____ Текст документа
Главнокомандующий Юго-Западным фронтом Брусилов также сочувствовал оппозиции, поддержал Алексеева. Главнокомандующий Румынским фронтом Сахаров назвал Думу «разбойной кучкой людей», которая «предательски воспользовалась удобной минутой для своих преступных целей», но признавал, что ради победы над внешним врагом надо соглашаться. Главнокомандующий Западным фронтом Эверт не хотел отвечать, но его уговорили из корпоративной солидарности. Присоединился командующий Балтийским флотом Непенин. Командующий Черноморским флотом Колчак отвечать на телеграмму не стал. Получив их ответы, Базили стал составлять еще один проект манифеста.
А Рузский 2 марта выложил царю новые требования. Поставить во главе правительства уже не Родзянко, а Львова. И трон уступить. Принес и телеграммы от командующих фронтами. А потом прикатила якобы делегация Думы. На эту роль вызвался самый отъявленный авантюрист, Гучков. С собой он специально взял Шульгина, представлявшего себя монархистом. Чтобы Николай II видел: даже «верные» считают отречение единственным выходом (хотя какой уж «верный»? Шульгин поддержал скандальную речь Милюкова в Думе). Да и сама «делегация Думы» была ложью. Дума не давала Гучкову и Шульгину никаких полномочий. Они были самозванцами.
________
- Содержание задания -
1) Как, согласно тексту об отречении Николая II, поступил командующий Черноморским флотом Колчак с телеграммой?
2) Продолжите текст об отречении Николая II, начав сразу после его последнего предложения.
____ Фрагменты записей
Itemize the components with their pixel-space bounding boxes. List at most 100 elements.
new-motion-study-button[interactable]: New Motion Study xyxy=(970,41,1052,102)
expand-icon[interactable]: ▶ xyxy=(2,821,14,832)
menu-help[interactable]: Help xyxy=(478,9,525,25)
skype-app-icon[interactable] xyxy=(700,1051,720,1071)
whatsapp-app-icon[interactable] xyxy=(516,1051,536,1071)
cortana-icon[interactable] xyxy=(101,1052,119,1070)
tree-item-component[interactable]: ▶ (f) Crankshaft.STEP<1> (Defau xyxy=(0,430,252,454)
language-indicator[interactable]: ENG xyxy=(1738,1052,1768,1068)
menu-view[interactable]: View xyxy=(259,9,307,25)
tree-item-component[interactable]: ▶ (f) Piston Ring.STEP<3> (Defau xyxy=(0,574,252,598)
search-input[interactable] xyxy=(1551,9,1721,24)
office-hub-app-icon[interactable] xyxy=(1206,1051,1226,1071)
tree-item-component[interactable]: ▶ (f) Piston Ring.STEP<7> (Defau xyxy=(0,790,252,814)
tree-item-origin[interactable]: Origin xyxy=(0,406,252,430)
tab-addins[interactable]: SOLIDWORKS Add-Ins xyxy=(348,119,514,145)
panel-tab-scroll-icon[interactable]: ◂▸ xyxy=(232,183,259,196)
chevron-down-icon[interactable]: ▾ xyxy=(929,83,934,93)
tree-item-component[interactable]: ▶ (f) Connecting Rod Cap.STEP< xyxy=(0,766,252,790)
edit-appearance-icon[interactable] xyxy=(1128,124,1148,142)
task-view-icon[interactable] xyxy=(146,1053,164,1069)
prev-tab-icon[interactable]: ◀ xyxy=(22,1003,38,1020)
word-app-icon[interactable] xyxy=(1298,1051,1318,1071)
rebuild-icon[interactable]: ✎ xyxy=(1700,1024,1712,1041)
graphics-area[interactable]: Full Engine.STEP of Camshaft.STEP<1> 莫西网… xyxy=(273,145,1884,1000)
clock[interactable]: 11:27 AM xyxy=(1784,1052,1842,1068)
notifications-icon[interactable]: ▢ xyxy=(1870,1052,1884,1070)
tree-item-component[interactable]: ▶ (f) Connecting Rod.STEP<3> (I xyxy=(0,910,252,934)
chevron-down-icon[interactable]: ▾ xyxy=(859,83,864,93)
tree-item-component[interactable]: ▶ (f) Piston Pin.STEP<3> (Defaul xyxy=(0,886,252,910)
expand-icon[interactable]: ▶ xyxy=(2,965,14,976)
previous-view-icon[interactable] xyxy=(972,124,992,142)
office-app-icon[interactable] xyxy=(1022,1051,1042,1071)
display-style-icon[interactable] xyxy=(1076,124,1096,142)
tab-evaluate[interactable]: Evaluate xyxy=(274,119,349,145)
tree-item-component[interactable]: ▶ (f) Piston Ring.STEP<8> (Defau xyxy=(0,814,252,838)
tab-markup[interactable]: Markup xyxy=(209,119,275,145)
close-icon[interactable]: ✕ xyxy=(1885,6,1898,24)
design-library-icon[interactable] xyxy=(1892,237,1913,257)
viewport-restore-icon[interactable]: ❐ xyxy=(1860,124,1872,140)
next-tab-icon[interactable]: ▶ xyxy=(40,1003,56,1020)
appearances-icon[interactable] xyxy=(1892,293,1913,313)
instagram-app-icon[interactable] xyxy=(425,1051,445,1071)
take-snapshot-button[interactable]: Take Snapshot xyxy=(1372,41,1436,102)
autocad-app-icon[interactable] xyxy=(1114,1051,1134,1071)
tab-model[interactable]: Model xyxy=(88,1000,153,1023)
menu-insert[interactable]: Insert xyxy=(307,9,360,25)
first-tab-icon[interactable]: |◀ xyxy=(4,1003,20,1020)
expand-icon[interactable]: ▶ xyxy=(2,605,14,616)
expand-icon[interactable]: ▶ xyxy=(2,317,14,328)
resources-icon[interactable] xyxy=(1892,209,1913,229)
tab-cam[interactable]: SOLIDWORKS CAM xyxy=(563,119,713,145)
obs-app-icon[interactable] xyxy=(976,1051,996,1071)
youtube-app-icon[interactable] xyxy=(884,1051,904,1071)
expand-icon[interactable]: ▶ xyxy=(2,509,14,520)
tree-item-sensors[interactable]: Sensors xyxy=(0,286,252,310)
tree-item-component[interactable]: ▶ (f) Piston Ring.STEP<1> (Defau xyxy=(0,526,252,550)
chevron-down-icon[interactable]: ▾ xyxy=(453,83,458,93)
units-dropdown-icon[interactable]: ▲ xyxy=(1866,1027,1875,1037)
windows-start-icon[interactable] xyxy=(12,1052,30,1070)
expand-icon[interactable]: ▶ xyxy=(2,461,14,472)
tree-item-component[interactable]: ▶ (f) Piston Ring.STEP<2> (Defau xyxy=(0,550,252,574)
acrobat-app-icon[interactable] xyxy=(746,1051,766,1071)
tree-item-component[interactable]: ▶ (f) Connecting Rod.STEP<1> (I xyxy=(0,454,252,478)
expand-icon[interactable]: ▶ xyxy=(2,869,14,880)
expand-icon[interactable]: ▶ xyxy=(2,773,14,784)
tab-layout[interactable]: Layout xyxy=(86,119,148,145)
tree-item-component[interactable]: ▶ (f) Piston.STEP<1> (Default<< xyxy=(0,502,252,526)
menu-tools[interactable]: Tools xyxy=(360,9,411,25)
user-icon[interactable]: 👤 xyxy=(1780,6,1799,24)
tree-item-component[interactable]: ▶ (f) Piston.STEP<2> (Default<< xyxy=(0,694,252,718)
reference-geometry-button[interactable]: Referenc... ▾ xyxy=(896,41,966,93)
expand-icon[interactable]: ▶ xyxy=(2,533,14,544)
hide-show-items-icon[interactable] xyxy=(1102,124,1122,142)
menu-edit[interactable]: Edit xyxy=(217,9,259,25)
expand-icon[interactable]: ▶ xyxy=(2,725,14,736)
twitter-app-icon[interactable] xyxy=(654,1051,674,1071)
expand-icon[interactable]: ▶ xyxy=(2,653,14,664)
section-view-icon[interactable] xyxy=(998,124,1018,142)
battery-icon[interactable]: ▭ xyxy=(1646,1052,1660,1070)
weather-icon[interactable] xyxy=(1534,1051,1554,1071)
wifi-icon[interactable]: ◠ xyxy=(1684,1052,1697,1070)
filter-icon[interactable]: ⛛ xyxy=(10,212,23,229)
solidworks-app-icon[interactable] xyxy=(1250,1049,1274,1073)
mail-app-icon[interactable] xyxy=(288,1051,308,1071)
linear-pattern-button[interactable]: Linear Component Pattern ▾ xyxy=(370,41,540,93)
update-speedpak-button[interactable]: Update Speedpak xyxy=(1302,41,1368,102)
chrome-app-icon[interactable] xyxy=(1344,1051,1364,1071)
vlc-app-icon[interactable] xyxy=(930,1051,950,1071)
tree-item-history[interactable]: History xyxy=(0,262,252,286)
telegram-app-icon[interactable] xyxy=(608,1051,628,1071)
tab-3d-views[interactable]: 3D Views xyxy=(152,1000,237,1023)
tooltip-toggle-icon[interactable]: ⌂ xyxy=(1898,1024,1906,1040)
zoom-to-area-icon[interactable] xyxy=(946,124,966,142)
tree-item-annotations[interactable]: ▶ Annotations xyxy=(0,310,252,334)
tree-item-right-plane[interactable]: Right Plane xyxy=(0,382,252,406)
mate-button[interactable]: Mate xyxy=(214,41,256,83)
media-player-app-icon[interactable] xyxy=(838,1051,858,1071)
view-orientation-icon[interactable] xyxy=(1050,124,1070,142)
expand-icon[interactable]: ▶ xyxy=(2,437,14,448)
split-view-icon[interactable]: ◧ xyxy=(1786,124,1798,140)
________
- Полученные ответы -
1) Колчак не стал отвечать на телеграмму.

2)
Сохранились различные воспоминания о переговорах «делегатов» и Рузского с императором. Но их объединяет одна общая особенность. Все они принадлежат лицам, так или иначе причастным к заговору! Какова цена подобным свидетельствам? Даже не нулевая, а «отрицательная». Николай Александрович в поезде был уже изолирован от внешнего мира. Фактически под арестом. И эти «свидетельства» наглухо скрыли правду о том, что же на самом деле происходило 2 марта в царском вагоне.
Что же мы знаем из фактов, подтвержденных документами? Государь подписал два указа. Один — об отставке прежнего правительства, уже не существующего, и назначении князя Львова председателем Совета министров с поручением сформировать новый кабинет. Но никакой речи об «ответственном министерстве» в тексте не было. Государственный строй России подразумевался прежним. Второй указ — о назначении Верховным Главнокомандующим великого князя Николая Николаевича (царю было бы и неэтично сохранять за собой этот пост после коллективного демарша военачальников).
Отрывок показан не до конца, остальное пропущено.